[Start of Data supplied]

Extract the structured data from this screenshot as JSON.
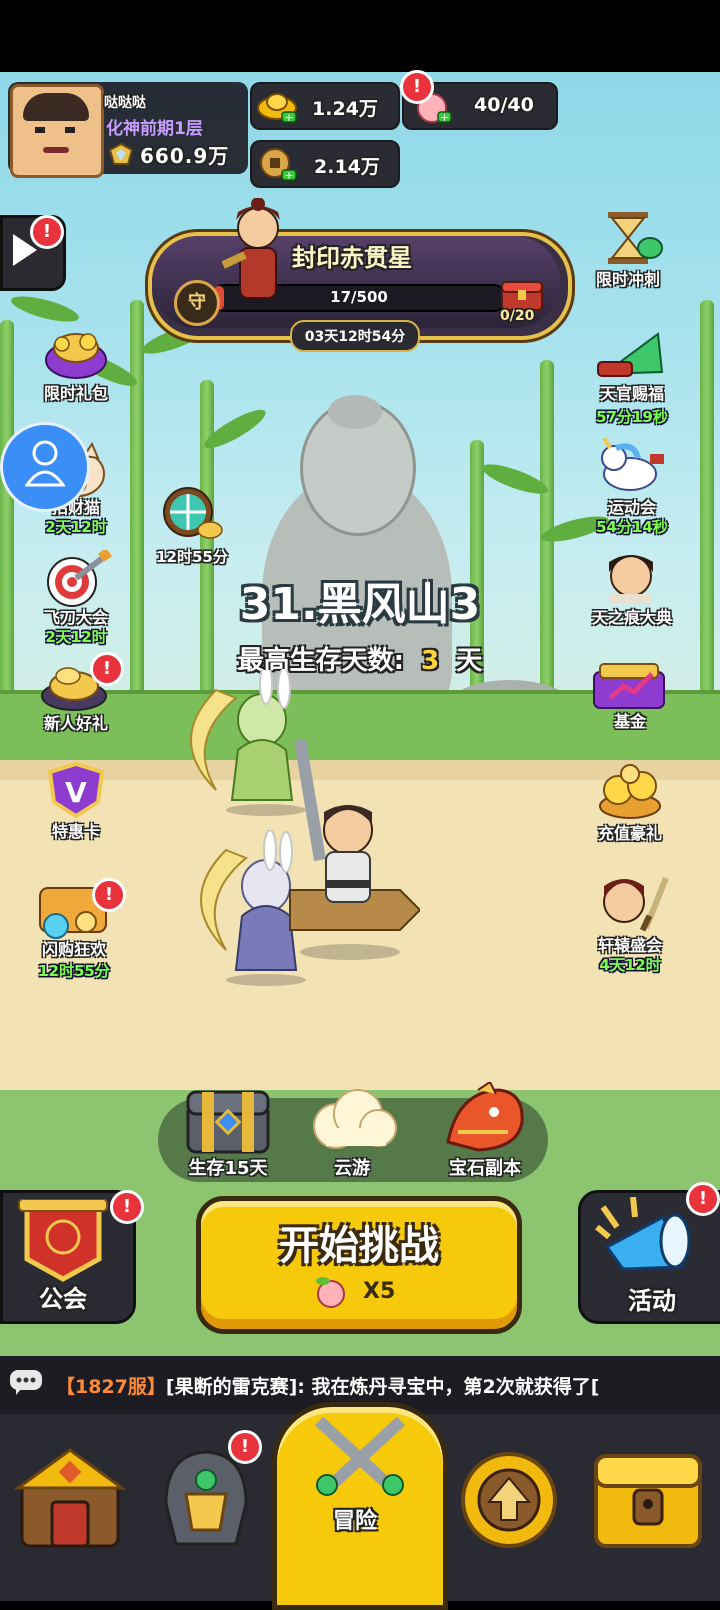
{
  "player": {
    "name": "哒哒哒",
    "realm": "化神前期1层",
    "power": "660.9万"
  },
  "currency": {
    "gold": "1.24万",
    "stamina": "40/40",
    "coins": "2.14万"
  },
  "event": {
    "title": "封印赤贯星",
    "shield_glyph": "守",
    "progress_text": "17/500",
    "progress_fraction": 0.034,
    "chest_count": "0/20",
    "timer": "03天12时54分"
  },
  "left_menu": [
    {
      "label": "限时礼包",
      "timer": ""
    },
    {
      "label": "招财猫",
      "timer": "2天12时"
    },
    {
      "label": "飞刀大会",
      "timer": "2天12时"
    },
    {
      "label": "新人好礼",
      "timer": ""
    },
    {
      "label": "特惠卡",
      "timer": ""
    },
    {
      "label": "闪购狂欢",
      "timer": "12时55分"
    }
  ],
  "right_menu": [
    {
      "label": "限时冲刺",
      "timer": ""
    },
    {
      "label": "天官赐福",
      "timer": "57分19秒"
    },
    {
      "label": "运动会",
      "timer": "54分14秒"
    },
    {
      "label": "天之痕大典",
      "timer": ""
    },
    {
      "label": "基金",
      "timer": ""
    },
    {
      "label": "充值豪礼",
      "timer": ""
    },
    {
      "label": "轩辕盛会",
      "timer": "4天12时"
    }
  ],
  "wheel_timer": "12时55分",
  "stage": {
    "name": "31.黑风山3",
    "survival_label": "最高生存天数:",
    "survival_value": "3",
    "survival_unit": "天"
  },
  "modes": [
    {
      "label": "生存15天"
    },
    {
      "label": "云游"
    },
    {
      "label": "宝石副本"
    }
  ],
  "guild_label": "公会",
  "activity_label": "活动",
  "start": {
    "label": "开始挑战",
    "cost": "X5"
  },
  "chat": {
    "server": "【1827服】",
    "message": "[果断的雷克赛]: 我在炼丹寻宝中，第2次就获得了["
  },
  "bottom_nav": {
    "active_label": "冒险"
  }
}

[End of Data supplied]

Set problem – Above are the records; reproduce them exactly and leave out the pictures.

Response –
Extract the structured data from this screenshot as JSON.
{
  "player": {
    "name": "哒哒哒",
    "realm": "化神前期1层",
    "power": "660.9万"
  },
  "currency": {
    "gold": "1.24万",
    "stamina": "40/40",
    "coins": "2.14万"
  },
  "event": {
    "title": "封印赤贯星",
    "shield_glyph": "守",
    "progress_text": "17/500",
    "progress_fraction": 0.034,
    "chest_count": "0/20",
    "timer": "03天12时54分"
  },
  "left_menu": [
    {
      "label": "限时礼包",
      "timer": ""
    },
    {
      "label": "招财猫",
      "timer": "2天12时"
    },
    {
      "label": "飞刀大会",
      "timer": "2天12时"
    },
    {
      "label": "新人好礼",
      "timer": ""
    },
    {
      "label": "特惠卡",
      "timer": ""
    },
    {
      "label": "闪购狂欢",
      "timer": "12时55分"
    }
  ],
  "right_menu": [
    {
      "label": "限时冲刺",
      "timer": ""
    },
    {
      "label": "天官赐福",
      "timer": "57分19秒"
    },
    {
      "label": "运动会",
      "timer": "54分14秒"
    },
    {
      "label": "天之痕大典",
      "timer": ""
    },
    {
      "label": "基金",
      "timer": ""
    },
    {
      "label": "充值豪礼",
      "timer": ""
    },
    {
      "label": "轩辕盛会",
      "timer": "4天12时"
    }
  ],
  "wheel_timer": "12时55分",
  "stage": {
    "name": "31.黑风山3",
    "survival_label": "最高生存天数:",
    "survival_value": "3",
    "survival_unit": "天"
  },
  "modes": [
    {
      "label": "生存15天"
    },
    {
      "label": "云游"
    },
    {
      "label": "宝石副本"
    }
  ],
  "guild_label": "公会",
  "activity_label": "活动",
  "start": {
    "label": "开始挑战",
    "cost": "X5"
  },
  "chat": {
    "server": "【1827服】",
    "message": "[果断的雷克赛]: 我在炼丹寻宝中，第2次就获得了["
  },
  "bottom_nav": {
    "active_label": "冒险"
  }
}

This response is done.